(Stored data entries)
□ □ □ □ □ □ □

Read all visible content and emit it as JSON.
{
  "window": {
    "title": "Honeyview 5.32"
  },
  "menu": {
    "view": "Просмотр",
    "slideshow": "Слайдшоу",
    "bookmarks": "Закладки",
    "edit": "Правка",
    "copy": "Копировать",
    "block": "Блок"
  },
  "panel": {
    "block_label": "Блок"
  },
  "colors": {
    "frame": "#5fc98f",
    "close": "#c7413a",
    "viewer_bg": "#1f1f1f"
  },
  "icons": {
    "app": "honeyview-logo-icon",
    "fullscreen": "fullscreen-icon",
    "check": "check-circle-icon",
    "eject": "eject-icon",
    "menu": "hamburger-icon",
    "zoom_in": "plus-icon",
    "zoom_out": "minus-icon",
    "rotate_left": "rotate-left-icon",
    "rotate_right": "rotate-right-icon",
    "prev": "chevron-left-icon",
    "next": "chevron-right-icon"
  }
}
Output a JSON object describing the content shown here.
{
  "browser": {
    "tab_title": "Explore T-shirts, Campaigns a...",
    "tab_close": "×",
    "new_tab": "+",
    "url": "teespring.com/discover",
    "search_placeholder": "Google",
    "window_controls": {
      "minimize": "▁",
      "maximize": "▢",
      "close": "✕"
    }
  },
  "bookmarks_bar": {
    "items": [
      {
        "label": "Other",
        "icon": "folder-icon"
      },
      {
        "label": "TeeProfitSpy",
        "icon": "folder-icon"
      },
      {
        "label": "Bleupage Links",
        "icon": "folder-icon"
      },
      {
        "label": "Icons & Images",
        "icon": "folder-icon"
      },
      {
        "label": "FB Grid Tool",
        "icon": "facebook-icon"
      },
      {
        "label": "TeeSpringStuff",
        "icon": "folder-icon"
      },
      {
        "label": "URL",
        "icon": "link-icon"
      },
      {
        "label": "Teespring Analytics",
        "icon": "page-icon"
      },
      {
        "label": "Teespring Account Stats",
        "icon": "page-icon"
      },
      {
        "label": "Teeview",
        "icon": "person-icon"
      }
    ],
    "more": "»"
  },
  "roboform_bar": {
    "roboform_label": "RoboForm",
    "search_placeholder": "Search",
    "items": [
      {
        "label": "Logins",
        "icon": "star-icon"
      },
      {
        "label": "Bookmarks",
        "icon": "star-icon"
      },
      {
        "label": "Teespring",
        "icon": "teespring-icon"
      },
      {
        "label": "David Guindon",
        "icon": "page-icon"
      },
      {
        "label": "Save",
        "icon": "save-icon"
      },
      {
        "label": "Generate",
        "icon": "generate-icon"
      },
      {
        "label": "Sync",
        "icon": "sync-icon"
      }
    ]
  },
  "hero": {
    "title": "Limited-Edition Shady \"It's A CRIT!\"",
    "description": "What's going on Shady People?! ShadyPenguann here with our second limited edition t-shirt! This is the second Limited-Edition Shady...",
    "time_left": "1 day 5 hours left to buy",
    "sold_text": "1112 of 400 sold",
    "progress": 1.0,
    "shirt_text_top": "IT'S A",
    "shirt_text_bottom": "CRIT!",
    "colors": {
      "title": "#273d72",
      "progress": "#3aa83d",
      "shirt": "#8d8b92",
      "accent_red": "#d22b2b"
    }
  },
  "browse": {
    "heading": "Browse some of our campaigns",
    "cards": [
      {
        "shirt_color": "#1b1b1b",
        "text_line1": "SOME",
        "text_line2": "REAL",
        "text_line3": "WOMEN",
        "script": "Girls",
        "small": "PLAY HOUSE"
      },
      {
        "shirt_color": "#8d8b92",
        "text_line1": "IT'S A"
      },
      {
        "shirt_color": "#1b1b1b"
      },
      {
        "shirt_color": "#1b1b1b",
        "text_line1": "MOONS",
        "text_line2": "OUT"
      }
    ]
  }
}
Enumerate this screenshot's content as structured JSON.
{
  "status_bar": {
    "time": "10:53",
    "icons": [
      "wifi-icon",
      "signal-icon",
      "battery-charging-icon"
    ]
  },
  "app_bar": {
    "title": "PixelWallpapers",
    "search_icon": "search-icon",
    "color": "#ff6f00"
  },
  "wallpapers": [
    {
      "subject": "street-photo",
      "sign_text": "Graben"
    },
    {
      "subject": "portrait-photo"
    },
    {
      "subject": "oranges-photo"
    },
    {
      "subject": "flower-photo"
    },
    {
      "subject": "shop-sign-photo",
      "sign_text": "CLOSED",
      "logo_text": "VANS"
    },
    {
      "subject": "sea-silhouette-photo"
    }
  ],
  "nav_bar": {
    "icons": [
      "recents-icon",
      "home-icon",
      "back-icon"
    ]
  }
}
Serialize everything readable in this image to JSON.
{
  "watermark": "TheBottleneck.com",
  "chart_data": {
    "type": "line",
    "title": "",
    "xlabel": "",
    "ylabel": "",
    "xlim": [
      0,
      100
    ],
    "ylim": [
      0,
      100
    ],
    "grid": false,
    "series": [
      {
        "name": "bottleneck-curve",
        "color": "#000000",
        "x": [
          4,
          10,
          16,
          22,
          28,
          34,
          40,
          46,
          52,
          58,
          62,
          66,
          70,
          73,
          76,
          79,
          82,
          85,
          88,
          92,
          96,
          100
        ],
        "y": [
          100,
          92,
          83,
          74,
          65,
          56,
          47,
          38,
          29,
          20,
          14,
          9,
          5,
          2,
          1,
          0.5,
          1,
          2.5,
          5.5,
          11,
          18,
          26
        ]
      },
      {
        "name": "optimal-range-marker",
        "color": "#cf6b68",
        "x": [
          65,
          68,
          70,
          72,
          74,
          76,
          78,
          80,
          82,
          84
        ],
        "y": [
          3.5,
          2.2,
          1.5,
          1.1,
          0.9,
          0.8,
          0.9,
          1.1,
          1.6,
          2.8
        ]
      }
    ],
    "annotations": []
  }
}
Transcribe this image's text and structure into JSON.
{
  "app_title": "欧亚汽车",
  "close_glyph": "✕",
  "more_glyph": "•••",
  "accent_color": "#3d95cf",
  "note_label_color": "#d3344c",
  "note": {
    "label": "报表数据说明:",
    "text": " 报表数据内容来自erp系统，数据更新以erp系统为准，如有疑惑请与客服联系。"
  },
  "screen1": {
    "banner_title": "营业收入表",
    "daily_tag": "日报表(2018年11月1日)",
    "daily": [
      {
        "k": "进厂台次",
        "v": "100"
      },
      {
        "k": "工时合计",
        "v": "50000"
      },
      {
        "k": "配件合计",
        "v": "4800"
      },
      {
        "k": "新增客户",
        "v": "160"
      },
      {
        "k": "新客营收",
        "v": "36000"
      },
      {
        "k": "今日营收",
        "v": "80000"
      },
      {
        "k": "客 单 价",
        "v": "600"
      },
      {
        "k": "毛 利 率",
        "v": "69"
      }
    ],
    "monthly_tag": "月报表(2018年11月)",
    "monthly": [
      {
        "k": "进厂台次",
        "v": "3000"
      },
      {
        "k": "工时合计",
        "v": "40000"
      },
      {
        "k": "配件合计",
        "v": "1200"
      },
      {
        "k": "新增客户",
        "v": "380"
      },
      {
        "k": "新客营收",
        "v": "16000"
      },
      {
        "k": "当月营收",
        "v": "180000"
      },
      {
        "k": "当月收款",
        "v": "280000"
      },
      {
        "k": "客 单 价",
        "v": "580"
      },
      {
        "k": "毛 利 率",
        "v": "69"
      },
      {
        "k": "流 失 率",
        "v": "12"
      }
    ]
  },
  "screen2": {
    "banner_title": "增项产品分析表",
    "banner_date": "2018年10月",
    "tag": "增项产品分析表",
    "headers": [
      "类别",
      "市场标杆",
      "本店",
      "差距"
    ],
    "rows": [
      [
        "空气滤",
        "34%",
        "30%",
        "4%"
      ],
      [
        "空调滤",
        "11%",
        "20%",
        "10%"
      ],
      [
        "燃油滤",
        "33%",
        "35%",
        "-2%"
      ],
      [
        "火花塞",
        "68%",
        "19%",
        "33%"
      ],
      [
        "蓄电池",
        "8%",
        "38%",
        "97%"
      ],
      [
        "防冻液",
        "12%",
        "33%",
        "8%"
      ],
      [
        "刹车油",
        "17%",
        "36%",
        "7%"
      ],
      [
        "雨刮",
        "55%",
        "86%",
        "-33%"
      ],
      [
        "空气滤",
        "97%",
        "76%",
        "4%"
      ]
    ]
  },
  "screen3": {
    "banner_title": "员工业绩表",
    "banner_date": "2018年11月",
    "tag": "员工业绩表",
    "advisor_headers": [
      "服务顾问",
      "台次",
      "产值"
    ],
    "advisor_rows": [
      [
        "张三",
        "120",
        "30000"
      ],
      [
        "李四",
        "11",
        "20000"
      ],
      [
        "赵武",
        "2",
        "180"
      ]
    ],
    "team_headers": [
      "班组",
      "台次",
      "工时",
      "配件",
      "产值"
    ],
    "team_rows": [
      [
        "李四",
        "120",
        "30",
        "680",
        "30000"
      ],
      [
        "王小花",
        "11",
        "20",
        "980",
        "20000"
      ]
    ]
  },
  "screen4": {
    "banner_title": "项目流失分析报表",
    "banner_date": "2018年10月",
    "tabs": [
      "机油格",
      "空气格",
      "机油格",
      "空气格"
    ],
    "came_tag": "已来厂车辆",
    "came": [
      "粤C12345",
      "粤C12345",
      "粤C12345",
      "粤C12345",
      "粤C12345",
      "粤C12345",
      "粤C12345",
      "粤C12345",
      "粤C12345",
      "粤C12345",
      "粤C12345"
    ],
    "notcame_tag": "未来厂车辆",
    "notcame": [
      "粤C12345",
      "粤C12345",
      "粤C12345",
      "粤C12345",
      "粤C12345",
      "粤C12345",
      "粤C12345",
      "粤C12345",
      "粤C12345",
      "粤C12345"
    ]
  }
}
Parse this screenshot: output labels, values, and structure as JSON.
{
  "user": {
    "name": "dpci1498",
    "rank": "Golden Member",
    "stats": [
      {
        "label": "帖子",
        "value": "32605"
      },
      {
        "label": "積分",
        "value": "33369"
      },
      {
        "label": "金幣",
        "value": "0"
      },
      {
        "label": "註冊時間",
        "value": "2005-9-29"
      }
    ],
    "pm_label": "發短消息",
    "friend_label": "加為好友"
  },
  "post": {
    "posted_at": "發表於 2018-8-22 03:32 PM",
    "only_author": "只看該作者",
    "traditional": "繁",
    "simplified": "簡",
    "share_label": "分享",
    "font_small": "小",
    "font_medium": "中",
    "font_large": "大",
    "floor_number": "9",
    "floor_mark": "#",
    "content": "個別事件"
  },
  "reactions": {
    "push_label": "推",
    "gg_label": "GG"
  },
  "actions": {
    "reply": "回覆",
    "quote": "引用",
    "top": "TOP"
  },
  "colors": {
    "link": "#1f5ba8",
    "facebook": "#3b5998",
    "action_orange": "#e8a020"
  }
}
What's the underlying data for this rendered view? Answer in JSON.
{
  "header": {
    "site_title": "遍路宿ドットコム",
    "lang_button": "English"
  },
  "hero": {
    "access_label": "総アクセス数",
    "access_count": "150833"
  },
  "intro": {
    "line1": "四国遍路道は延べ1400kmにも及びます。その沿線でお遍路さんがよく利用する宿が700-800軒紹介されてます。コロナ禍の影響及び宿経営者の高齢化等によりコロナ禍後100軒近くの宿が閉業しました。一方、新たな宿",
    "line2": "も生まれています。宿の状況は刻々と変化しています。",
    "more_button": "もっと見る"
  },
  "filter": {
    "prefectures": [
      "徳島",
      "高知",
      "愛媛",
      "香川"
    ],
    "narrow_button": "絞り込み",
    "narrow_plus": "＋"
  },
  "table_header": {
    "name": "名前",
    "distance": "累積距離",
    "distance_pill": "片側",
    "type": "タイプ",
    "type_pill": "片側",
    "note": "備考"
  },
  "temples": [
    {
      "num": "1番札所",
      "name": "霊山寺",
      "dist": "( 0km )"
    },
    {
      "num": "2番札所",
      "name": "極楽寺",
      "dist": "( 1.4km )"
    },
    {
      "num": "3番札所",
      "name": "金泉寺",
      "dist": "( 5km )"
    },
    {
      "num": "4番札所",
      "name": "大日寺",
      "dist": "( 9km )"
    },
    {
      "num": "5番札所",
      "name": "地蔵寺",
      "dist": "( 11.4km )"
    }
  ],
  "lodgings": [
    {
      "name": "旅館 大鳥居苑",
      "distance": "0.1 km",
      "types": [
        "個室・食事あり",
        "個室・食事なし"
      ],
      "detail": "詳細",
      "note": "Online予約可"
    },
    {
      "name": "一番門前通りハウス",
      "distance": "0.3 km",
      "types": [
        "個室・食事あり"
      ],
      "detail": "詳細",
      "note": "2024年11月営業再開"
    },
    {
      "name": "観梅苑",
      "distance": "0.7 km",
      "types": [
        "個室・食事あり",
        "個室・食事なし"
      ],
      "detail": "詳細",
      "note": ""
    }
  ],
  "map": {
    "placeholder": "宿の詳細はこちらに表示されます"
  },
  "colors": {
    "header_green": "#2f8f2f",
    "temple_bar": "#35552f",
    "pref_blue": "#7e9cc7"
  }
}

□ □ □ □ □ □ □

#### [Task description]
Find each line that has the word "Shady", then copy it out.

#### [Solved problem]
    "title": "Limited-Edition Shady \"It's A CRIT!\"",
    "description": "What's going on Shady People?! ShadyPenguann here with our second limited edition t-shirt! This is the second Limited-Edition Shady...",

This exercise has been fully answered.